▶ Aim: Print the listing below in its entirety, character for character.

▶ Data:
:::::

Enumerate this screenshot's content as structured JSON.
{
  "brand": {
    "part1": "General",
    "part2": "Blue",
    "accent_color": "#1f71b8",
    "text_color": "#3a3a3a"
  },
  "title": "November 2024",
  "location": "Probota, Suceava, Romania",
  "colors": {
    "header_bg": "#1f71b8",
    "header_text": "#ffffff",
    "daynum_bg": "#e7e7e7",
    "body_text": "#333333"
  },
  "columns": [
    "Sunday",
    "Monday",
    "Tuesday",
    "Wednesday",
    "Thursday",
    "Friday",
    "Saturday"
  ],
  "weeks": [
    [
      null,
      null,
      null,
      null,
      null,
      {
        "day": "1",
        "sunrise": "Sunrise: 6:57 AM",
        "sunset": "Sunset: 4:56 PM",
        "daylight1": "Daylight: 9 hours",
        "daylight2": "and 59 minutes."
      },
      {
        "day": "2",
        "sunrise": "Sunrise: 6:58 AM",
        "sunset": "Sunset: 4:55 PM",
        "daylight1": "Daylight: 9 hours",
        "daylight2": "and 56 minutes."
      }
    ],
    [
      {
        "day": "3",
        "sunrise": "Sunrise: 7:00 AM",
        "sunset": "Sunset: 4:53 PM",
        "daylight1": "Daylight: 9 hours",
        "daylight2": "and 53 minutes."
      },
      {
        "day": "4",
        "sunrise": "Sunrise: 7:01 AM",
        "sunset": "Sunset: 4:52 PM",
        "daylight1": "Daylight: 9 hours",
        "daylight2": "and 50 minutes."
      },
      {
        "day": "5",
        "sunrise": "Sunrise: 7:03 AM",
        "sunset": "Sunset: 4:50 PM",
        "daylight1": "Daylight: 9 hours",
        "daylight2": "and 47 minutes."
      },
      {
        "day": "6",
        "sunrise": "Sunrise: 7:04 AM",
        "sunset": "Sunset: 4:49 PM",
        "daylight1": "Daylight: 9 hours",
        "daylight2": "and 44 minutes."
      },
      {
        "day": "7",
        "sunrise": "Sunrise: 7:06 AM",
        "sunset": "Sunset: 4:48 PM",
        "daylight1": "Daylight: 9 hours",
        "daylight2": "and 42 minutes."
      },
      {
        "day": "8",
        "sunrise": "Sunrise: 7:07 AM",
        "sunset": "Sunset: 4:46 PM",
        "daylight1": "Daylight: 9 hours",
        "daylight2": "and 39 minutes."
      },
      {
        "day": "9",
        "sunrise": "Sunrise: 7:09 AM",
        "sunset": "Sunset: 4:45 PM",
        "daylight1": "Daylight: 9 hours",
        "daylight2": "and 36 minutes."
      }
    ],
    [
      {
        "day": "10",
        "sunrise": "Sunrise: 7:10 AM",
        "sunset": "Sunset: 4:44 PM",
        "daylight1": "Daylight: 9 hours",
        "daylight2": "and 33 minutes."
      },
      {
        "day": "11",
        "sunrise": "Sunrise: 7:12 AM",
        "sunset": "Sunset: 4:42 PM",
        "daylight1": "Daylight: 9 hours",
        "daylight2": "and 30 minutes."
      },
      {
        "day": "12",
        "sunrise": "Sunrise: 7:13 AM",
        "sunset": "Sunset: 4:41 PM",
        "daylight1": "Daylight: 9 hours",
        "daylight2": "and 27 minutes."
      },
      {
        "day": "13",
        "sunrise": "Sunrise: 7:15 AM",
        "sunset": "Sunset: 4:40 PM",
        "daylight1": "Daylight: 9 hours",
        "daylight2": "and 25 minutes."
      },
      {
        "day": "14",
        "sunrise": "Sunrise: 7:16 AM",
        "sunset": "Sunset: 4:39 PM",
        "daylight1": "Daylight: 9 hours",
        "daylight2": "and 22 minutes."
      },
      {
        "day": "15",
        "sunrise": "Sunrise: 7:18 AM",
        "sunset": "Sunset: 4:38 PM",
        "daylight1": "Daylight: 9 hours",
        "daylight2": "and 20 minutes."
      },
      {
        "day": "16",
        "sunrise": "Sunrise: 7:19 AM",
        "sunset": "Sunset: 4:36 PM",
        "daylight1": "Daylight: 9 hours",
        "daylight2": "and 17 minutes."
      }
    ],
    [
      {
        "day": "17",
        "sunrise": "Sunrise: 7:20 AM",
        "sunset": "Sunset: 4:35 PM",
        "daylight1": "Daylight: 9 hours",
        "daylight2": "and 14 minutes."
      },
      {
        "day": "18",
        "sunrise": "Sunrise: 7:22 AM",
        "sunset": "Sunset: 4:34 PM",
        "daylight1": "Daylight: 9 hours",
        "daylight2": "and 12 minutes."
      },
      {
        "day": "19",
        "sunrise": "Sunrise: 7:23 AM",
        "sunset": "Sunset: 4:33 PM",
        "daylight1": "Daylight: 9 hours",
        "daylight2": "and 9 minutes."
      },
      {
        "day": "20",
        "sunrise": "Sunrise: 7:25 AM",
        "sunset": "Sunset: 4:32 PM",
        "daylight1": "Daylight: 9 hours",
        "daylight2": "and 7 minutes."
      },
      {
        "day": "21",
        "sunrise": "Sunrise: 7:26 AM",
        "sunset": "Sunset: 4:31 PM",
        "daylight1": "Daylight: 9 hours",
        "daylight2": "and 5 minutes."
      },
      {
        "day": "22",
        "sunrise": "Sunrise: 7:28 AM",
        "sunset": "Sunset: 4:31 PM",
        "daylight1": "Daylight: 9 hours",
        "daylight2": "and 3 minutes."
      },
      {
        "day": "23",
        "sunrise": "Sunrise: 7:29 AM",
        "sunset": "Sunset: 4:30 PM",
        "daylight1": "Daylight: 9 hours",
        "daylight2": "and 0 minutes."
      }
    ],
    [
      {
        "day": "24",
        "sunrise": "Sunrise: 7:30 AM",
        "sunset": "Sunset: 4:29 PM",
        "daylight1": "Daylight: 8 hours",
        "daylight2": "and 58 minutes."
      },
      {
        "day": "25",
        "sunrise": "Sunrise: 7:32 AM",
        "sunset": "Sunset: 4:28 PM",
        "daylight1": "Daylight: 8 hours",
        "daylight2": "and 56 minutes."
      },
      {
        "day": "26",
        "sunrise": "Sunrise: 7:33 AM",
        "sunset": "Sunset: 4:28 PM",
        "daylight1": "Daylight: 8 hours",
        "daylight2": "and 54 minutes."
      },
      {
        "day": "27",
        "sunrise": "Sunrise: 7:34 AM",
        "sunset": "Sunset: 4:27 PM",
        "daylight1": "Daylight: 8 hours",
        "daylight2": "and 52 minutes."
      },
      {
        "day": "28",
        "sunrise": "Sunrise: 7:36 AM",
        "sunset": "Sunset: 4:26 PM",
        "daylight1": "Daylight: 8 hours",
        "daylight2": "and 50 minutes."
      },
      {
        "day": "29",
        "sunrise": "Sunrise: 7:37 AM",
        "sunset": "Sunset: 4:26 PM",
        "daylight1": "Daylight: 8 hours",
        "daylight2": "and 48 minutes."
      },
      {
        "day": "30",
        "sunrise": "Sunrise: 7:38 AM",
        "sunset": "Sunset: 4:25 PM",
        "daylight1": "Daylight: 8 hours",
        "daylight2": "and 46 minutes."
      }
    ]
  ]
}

:::::

▶ Solved exercise:
Enumerate this screenshot's content as structured JSON.
{
  "brand": {
    "part1": "General",
    "part2": "Blue",
    "accent_color": "#1f71b8",
    "text_color": "#3a3a3a"
  },
  "title": "November 2024",
  "location": "Probota, Suceava, Romania",
  "colors": {
    "header_bg": "#1f71b8",
    "header_text": "#ffffff",
    "daynum_bg": "#e7e7e7",
    "body_text": "#333333"
  },
  "columns": [
    "Sunday",
    "Monday",
    "Tuesday",
    "Wednesday",
    "Thursday",
    "Friday",
    "Saturday"
  ],
  "weeks": [
    [
      null,
      null,
      null,
      null,
      null,
      {
        "day": "1",
        "sunrise": "Sunrise: 6:57 AM",
        "sunset": "Sunset: 4:56 PM",
        "daylight1": "Daylight: 9 hours",
        "daylight2": "and 59 minutes."
      },
      {
        "day": "2",
        "sunrise": "Sunrise: 6:58 AM",
        "sunset": "Sunset: 4:55 PM",
        "daylight1": "Daylight: 9 hours",
        "daylight2": "and 56 minutes."
      }
    ],
    [
      {
        "day": "3",
        "sunrise": "Sunrise: 7:00 AM",
        "sunset": "Sunset: 4:53 PM",
        "daylight1": "Daylight: 9 hours",
        "daylight2": "and 53 minutes."
      },
      {
        "day": "4",
        "sunrise": "Sunrise: 7:01 AM",
        "sunset": "Sunset: 4:52 PM",
        "daylight1": "Daylight: 9 hours",
        "daylight2": "and 50 minutes."
      },
      {
        "day": "5",
        "sunrise": "Sunrise: 7:03 AM",
        "sunset": "Sunset: 4:50 PM",
        "daylight1": "Daylight: 9 hours",
        "daylight2": "and 47 minutes."
      },
      {
        "day": "6",
        "sunrise": "Sunrise: 7:04 AM",
        "sunset": "Sunset: 4:49 PM",
        "daylight1": "Daylight: 9 hours",
        "daylight2": "and 44 minutes."
      },
      {
        "day": "7",
        "sunrise": "Sunrise: 7:06 AM",
        "sunset": "Sunset: 4:48 PM",
        "daylight1": "Daylight: 9 hours",
        "daylight2": "and 42 minutes."
      },
      {
        "day": "8",
        "sunrise": "Sunrise: 7:07 AM",
        "sunset": "Sunset: 4:46 PM",
        "daylight1": "Daylight: 9 hours",
        "daylight2": "and 39 minutes."
      },
      {
        "day": "9",
        "sunrise": "Sunrise: 7:09 AM",
        "sunset": "Sunset: 4:45 PM",
        "daylight1": "Daylight: 9 hours",
        "daylight2": "and 36 minutes."
      }
    ],
    [
      {
        "day": "10",
        "sunrise": "Sunrise: 7:10 AM",
        "sunset": "Sunset: 4:44 PM",
        "daylight1": "Daylight: 9 hours",
        "daylight2": "and 33 minutes."
      },
      {
        "day": "11",
        "sunrise": "Sunrise: 7:12 AM",
        "sunset": "Sunset: 4:42 PM",
        "daylight1": "Daylight: 9 hours",
        "daylight2": "and 30 minutes."
      },
      {
        "day": "12",
        "sunrise": "Sunrise: 7:13 AM",
        "sunset": "Sunset: 4:41 PM",
        "daylight1": "Daylight: 9 hours",
        "daylight2": "and 27 minutes."
      },
      {
        "day": "13",
        "sunrise": "Sunrise: 7:15 AM",
        "sunset": "Sunset: 4:40 PM",
        "daylight1": "Daylight: 9 hours",
        "daylight2": "and 25 minutes."
      },
      {
        "day": "14",
        "sunrise": "Sunrise: 7:16 AM",
        "sunset": "Sunset: 4:39 PM",
        "daylight1": "Daylight: 9 hours",
        "daylight2": "and 22 minutes."
      },
      {
        "day": "15",
        "sunrise": "Sunrise: 7:18 AM",
        "sunset": "Sunset: 4:38 PM",
        "daylight1": "Daylight: 9 hours",
        "daylight2": "and 20 minutes."
      },
      {
        "day": "16",
        "sunrise": "Sunrise: 7:19 AM",
        "sunset": "Sunset: 4:36 PM",
        "daylight1": "Daylight: 9 hours",
        "daylight2": "and 17 minutes."
      }
    ],
    [
      {
        "day": "17",
        "sunrise": "Sunrise: 7:20 AM",
        "sunset": "Sunset: 4:35 PM",
        "daylight1": "Daylight: 9 hours",
        "daylight2": "and 14 minutes."
      },
      {
        "day": "18",
        "sunrise": "Sunrise: 7:22 AM",
        "sunset": "Sunset: 4:34 PM",
        "daylight1": "Daylight: 9 hours",
        "daylight2": "and 12 minutes."
      },
      {
        "day": "19",
        "sunrise": "Sunrise: 7:23 AM",
        "sunset": "Sunset: 4:33 PM",
        "daylight1": "Daylight: 9 hours",
        "daylight2": "and 9 minutes."
      },
      {
        "day": "20",
        "sunrise": "Sunrise: 7:25 AM",
        "sunset": "Sunset: 4:32 PM",
        "daylight1": "Daylight: 9 hours",
        "daylight2": "and 7 minutes."
      },
      {
        "day": "21",
        "sunrise": "Sunrise: 7:26 AM",
        "sunset": "Sunset: 4:31 PM",
        "daylight1": "Daylight: 9 hours",
        "daylight2": "and 5 minutes."
      },
      {
        "day": "22",
        "sunrise": "Sunrise: 7:28 AM",
        "sunset": "Sunset: 4:31 PM",
        "daylight1": "Daylight: 9 hours",
        "daylight2": "and 3 minutes."
      },
      {
        "day": "23",
        "sunrise": "Sunrise: 7:29 AM",
        "sunset": "Sunset: 4:30 PM",
        "daylight1": "Daylight: 9 hours",
        "daylight2": "and 0 minutes."
      }
    ],
    [
      {
        "day": "24",
        "sunrise": "Sunrise: 7:30 AM",
        "sunset": "Sunset: 4:29 PM",
        "daylight1": "Daylight: 8 hours",
        "daylight2": "and 58 minutes."
      },
      {
        "day": "25",
        "sunrise": "Sunrise: 7:32 AM",
        "sunset": "Sunset: 4:28 PM",
        "daylight1": "Daylight: 8 hours",
        "daylight2": "and 56 minutes."
      },
      {
        "day": "26",
        "sunrise": "Sunrise: 7:33 AM",
        "sunset": "Sunset: 4:28 PM",
        "daylight1": "Daylight: 8 hours",
        "daylight2": "and 54 minutes."
      },
      {
        "day": "27",
        "sunrise": "Sunrise: 7:34 AM",
        "sunset": "Sunset: 4:27 PM",
        "daylight1": "Daylight: 8 hours",
        "daylight2": "and 52 minutes."
      },
      {
        "day": "28",
        "sunrise": "Sunrise: 7:36 AM",
        "sunset": "Sunset: 4:26 PM",
        "daylight1": "Daylight: 8 hours",
        "daylight2": "and 50 minutes."
      },
      {
        "day": "29",
        "sunrise": "Sunrise: 7:37 AM",
        "sunset": "Sunset: 4:26 PM",
        "daylight1": "Daylight: 8 hours",
        "daylight2": "and 48 minutes."
      },
      {
        "day": "30",
        "sunrise": "Sunrise: 7:38 AM",
        "sunset": "Sunset: 4:25 PM",
        "daylight1": "Daylight: 8 hours",
        "daylight2": "and 46 minutes."
      }
    ]
  ]
}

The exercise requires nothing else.